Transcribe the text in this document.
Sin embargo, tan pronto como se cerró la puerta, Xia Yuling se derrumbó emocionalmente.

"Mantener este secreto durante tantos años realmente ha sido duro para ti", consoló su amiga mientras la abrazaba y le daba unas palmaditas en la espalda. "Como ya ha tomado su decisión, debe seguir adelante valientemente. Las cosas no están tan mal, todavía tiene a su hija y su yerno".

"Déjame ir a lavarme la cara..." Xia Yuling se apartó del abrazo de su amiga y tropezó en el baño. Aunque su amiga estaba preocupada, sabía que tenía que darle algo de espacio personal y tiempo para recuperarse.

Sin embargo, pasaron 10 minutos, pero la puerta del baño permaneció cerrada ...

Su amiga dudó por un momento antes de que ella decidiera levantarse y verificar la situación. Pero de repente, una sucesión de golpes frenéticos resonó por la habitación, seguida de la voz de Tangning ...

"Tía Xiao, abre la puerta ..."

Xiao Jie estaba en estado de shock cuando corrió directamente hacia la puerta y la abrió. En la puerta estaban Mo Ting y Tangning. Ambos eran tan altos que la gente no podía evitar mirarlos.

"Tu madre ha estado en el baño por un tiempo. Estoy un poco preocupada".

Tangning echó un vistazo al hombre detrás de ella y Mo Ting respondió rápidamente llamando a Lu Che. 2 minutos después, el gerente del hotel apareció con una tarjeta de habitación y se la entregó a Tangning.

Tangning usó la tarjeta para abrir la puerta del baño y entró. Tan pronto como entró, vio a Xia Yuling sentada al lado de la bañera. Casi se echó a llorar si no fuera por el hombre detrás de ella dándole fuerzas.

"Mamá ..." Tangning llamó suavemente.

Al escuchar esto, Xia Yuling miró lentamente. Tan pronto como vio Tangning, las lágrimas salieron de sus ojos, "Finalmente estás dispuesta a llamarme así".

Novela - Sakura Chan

----------

▶ TO DO: List every line above containing the word "minutos".

▶ FINISHED ANSWER:
Sin embargo, pasaron 10 minutos, pero la puerta del baño permaneció cerrada ...
Tangning echó un vistazo al hombre detrás de ella y Mo Ting respondió rápidamente llamando a Lu Che. 2 minutos después, el gerente del hotel apareció con una tarjeta de habitación y se la entregó a Tangning.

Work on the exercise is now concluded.